**** Data entries

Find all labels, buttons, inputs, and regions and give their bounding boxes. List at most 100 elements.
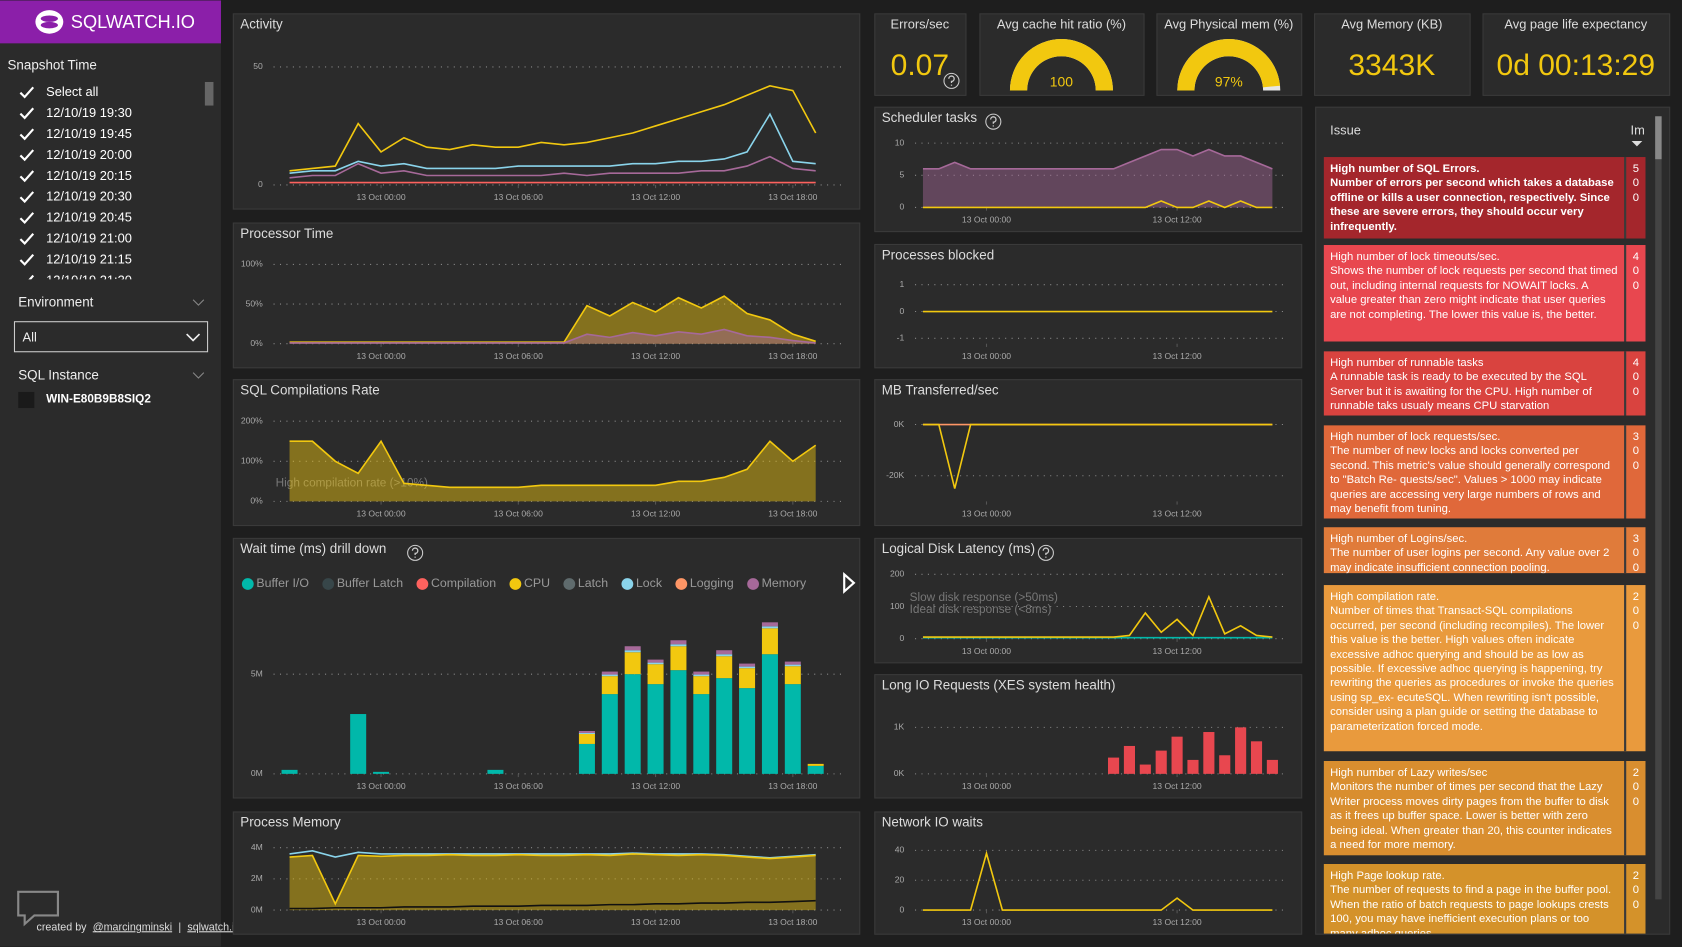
- column-header[interactable]: Issue: [1330, 123, 1361, 138]
- bar-segment: [784, 661, 801, 665]
- issue-title: High number of lock timeouts/sec.: [1330, 250, 1500, 264]
- slicer-item[interactable]: WIN-E80B9B8SIQ2: [46, 393, 151, 406]
- panel: [874, 379, 1303, 527]
- checkbox[interactable]: [19, 149, 35, 162]
- bar-segment: [601, 676, 618, 695]
- slicer-item[interactable]: 12/10/19 19:45: [46, 126, 132, 141]
- issue-row-body[interactable]: High number of SQL Errors. Number of erro…: [1323, 157, 1646, 239]
- slicer-item[interactable]: 12/10/19 21:00: [46, 231, 132, 246]
- legend-swatch: [322, 578, 335, 590]
- help-icon[interactable]: [1037, 544, 1054, 561]
- checkbox[interactable]: [19, 86, 35, 99]
- slicer-item[interactable]: 12/10/19 20:30: [46, 189, 132, 204]
- issue-row[interactable]: High Page lookup rate.The number of requ…: [1323, 863, 1646, 934]
- next-arrow[interactable]: [843, 571, 856, 594]
- scrollbar[interactable]: [1655, 116, 1662, 900]
- bar-segment: [761, 654, 778, 774]
- issue-row[interactable]: High number of lock requests/sec.The num…: [1323, 425, 1646, 519]
- legend-label: Lock: [636, 576, 663, 590]
- issue-text: High number of Logins/sec. The number of …: [1324, 527, 1624, 573]
- impact-value: 0: [1632, 385, 1640, 399]
- issue-row[interactable]: High number of Logins/sec.The number of …: [1323, 527, 1646, 574]
- bar-segment: [739, 663, 756, 667]
- scrollbar-thumb[interactable]: [1655, 116, 1662, 160]
- issue-row-body[interactable]: High Page lookup rate. The number of requ…: [1323, 863, 1646, 934]
- scrollbar[interactable]: [204, 81, 214, 106]
- issue-row-body[interactable]: High compilation rate. Number of times th…: [1323, 585, 1646, 752]
- sort-icon[interactable]: [1631, 140, 1643, 147]
- bar-segment: [784, 666, 801, 685]
- collapse-icon[interactable]: [192, 372, 205, 379]
- checkbox[interactable]: [19, 191, 35, 204]
- comment-icon[interactable]: [17, 890, 59, 927]
- y-tick-label: 1: [900, 279, 905, 289]
- slicer-item[interactable]: 12/10/19 21:30: [46, 272, 132, 287]
- panel: [232, 811, 861, 935]
- snapshot-list[interactable]: Select all 12/10/19 19:30 12/10/19 19:45 12…: [19, 84, 132, 287]
- help-icon[interactable]: [985, 113, 1002, 130]
- issue-row-body[interactable]: High number of lock timeouts/sec. Shows t…: [1323, 245, 1646, 342]
- checkbox[interactable]: [18, 391, 35, 409]
- checkbox[interactable]: [19, 233, 35, 245]
- slicer-item[interactable]: 12/10/19 20:15: [46, 168, 132, 183]
- line: [922, 594, 1273, 638]
- line: [289, 84, 817, 172]
- checkbox[interactable]: [20, 274, 35, 286]
- x-tick-label: 13 Oct 00:00: [356, 509, 405, 519]
- issue-row-body[interactable]: High number of runnable tasks A runnable …: [1323, 351, 1646, 416]
- instance-list[interactable]: WIN-E80B9B8SIQ2: [18, 391, 151, 409]
- y-tick-label: 1K: [894, 722, 905, 732]
- footer: created by @marcingminski | sqlwatch.io: [36, 921, 240, 933]
- issue-row-body[interactable]: High number of lock requests/sec. The num…: [1323, 425, 1646, 519]
- impact-value: 4: [1632, 356, 1640, 370]
- slicer-item[interactable]: 12/10/19 20:00: [46, 147, 132, 162]
- issue-title: High Page lookup rate.: [1330, 869, 1445, 883]
- footer-link[interactable]: sqlwatch.io: [187, 921, 240, 933]
- legend-label: Buffer I/O: [256, 576, 309, 590]
- bar-segment: [487, 769, 504, 774]
- dropdown-value[interactable]: All: [23, 330, 37, 345]
- y-tick-label: 20: [895, 875, 905, 885]
- issue-row-body[interactable]: High number of Lazy writes/sec Monitors t…: [1323, 760, 1646, 856]
- line: [289, 112, 816, 174]
- checkbox[interactable]: [19, 128, 35, 141]
- impact-value: 0: [1632, 619, 1640, 633]
- bar-segment: [1155, 750, 1167, 774]
- checkbox[interactable]: [19, 253, 35, 266]
- help-icon[interactable]: [943, 72, 960, 89]
- bar-segment: [784, 684, 801, 774]
- checkbox[interactable]: [19, 170, 35, 183]
- column-header[interactable]: Im: [1631, 123, 1645, 138]
- issue-row-body[interactable]: High number of Logins/sec. The number of …: [1323, 527, 1646, 574]
- legend-swatch: [621, 578, 634, 590]
- checkbox[interactable]: [19, 212, 35, 225]
- issue-row[interactable]: High number of lock timeouts/sec.Shows t…: [1323, 245, 1646, 342]
- collapse-icon[interactable]: [192, 299, 205, 306]
- footer-link[interactable]: @marcingminski: [93, 921, 172, 933]
- checkbox[interactable]: [19, 107, 35, 120]
- bar-segment: [739, 668, 756, 689]
- issue-description: The number of requests to find a page in…: [1330, 883, 1612, 934]
- issue-row[interactable]: High compilation rate.Number of times th…: [1323, 585, 1646, 752]
- slicer-item[interactable]: 12/10/19 20:45: [46, 210, 132, 225]
- help-icon[interactable]: [407, 544, 424, 561]
- bar-segment: [1219, 755, 1231, 774]
- y-tick-label: 200%: [241, 415, 263, 425]
- slicer-item[interactable]: 12/10/19 19:30: [46, 105, 132, 120]
- bar-segment: [716, 650, 733, 655]
- slicer-item[interactable]: Select all: [46, 84, 98, 99]
- issue-description: A runnable task is ready to be executed …: [1330, 370, 1592, 413]
- panel: [232, 13, 861, 210]
- x-tick-label: 13 Oct 06:00: [494, 192, 543, 202]
- issue-row[interactable]: High number of SQL Errors.Number of erro…: [1323, 157, 1646, 239]
- dropdown[interactable]: [13, 321, 209, 353]
- dropdown-arrow[interactable]: [186, 333, 201, 342]
- slicer-item[interactable]: 12/10/19 21:15: [46, 251, 132, 266]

********

Work to be completed: Copy the material above line for line without any change, omitting the pictures.

Result for this task:
Find all labels, buttons, inputs, and regions and give their bounding boxes. List at most 100 elements.
- column-header[interactable]: Issue: [1330, 123, 1361, 138]
- bar-segment: [784, 661, 801, 665]
- issue-title: High number of lock timeouts/sec.: [1330, 250, 1500, 264]
- slicer-item[interactable]: WIN-E80B9B8SIQ2: [46, 393, 151, 406]
- panel: [874, 379, 1303, 527]
- checkbox[interactable]: [19, 149, 35, 162]
- bar-segment: [601, 676, 618, 695]
- slicer-item[interactable]: 12/10/19 19:45: [46, 126, 132, 141]
- issue-row-body[interactable]: High number of SQL Errors. Number of erro…: [1323, 157, 1646, 239]
- slicer-item[interactable]: 12/10/19 21:00: [46, 231, 132, 246]
- legend-swatch: [322, 578, 335, 590]
- help-icon[interactable]: [1037, 544, 1054, 561]
- checkbox[interactable]: [19, 86, 35, 99]
- slicer-item[interactable]: 12/10/19 20:30: [46, 189, 132, 204]
- issue-row[interactable]: High Page lookup rate.The number of requ…: [1323, 863, 1646, 934]
- next-arrow[interactable]: [843, 571, 856, 594]
- scrollbar[interactable]: [1655, 116, 1662, 900]
- bar-segment: [761, 654, 778, 774]
- issue-row[interactable]: High number of lock requests/sec.The num…: [1323, 425, 1646, 519]
- legend-label: Lock: [636, 576, 663, 590]
- issue-text: High number of Logins/sec. The number of …: [1324, 527, 1624, 573]
- impact-value: 0: [1632, 385, 1640, 399]
- issue-row[interactable]: High number of Logins/sec.The number of …: [1323, 527, 1646, 574]
- bar-segment: [739, 663, 756, 667]
- scrollbar-thumb[interactable]: [1655, 116, 1662, 160]
- issue-row-body[interactable]: High Page lookup rate. The number of requ…: [1323, 863, 1646, 934]
- scrollbar[interactable]: [204, 81, 214, 106]
- issue-row-body[interactable]: High compilation rate. Number of times th…: [1323, 585, 1646, 752]
- sort-icon[interactable]: [1631, 140, 1643, 147]
- bar-segment: [784, 666, 801, 685]
- collapse-icon[interactable]: [192, 372, 205, 379]
- checkbox[interactable]: [19, 191, 35, 204]
- comment-icon[interactable]: [17, 890, 59, 927]
- y-tick-label: 1: [900, 279, 905, 289]
- slicer-item[interactable]: 12/10/19 21:30: [46, 272, 132, 287]
- panel: [232, 811, 861, 935]
- snapshot-list[interactable]: Select all 12/10/19 19:30 12/10/19 19:45 12…: [19, 84, 132, 287]
- help-icon[interactable]: [985, 113, 1002, 130]
- issue-row-body[interactable]: High number of lock timeouts/sec. Shows t…: [1323, 245, 1646, 342]
- checkbox[interactable]: [18, 391, 35, 409]
- checkbox[interactable]: [19, 233, 35, 245]
- slicer-item[interactable]: 12/10/19 20:15: [46, 168, 132, 183]
- line: [922, 594, 1273, 638]
- line: [289, 84, 817, 172]
- checkbox[interactable]: [20, 274, 35, 286]
- x-tick-label: 13 Oct 00:00: [356, 509, 405, 519]
- issue-row-body[interactable]: High number of runnable tasks A runnable …: [1323, 351, 1646, 416]
- instance-list[interactable]: WIN-E80B9B8SIQ2: [18, 391, 151, 409]
- y-tick-label: 1K: [894, 722, 905, 732]
- footer: created by @marcingminski | sqlwatch.io: [36, 921, 240, 933]
- issue-row-body[interactable]: High number of lock requests/sec. The num…: [1323, 425, 1646, 519]
- impact-value: 4: [1632, 356, 1640, 370]
- slicer-item[interactable]: 12/10/19 20:00: [46, 147, 132, 162]
- issue-title: High Page lookup rate.: [1330, 869, 1445, 883]
- footer-link[interactable]: sqlwatch.io: [187, 921, 240, 933]
- legend-label: Buffer I/O: [256, 576, 309, 590]
- bar-segment: [487, 769, 504, 774]
- dropdown-value[interactable]: All: [23, 330, 37, 345]
- y-tick-label: 20: [895, 875, 905, 885]
- issue-row-body[interactable]: High number of Lazy writes/sec Monitors t…: [1323, 760, 1646, 856]
- line: [289, 112, 816, 174]
- checkbox[interactable]: [19, 128, 35, 141]
- impact-value: 0: [1632, 619, 1640, 633]
- bar-segment: [1155, 750, 1167, 774]
- checkbox[interactable]: [19, 253, 35, 266]
- help-icon[interactable]: [943, 72, 960, 89]
- bar-segment: [784, 684, 801, 774]
- checkbox[interactable]: [19, 170, 35, 183]
- column-header[interactable]: Im: [1631, 123, 1645, 138]
- issue-row-body[interactable]: High number of Logins/sec. The number of …: [1323, 527, 1646, 574]
- legend-swatch: [621, 578, 634, 590]
- checkbox[interactable]: [19, 212, 35, 225]
- issue-row[interactable]: High number of lock timeouts/sec.Shows t…: [1323, 245, 1646, 342]
- collapse-icon[interactable]: [192, 299, 205, 306]
- footer-link[interactable]: @marcingminski: [93, 921, 172, 933]
- checkbox[interactable]: [19, 107, 35, 120]
- bar-segment: [739, 668, 756, 689]
- issue-description: The number of requests to find a page in…: [1330, 883, 1612, 934]
- issue-row[interactable]: High compilation rate.Number of times th…: [1323, 585, 1646, 752]
- slicer-item[interactable]: 12/10/19 20:45: [46, 210, 132, 225]
- help-icon[interactable]: [407, 544, 424, 561]
- bar-segment: [1219, 755, 1231, 774]
- y-tick-label: 200%: [241, 415, 263, 425]
- slicer-item[interactable]: 12/10/19 19:30: [46, 105, 132, 120]
- bar-segment: [716, 650, 733, 655]
- slicer-item[interactable]: Select all: [46, 84, 98, 99]
- issue-description: A runnable task is ready to be executed …: [1330, 370, 1592, 413]
- panel: [232, 13, 861, 210]
- x-tick-label: 13 Oct 06:00: [494, 192, 543, 202]
- issue-row[interactable]: High number of SQL Errors.Number of erro…: [1323, 157, 1646, 239]
- dropdown[interactable]: [13, 321, 209, 353]
- dropdown-arrow[interactable]: [186, 333, 201, 342]
- slicer-item[interactable]: 12/10/19 21:15: [46, 251, 132, 266]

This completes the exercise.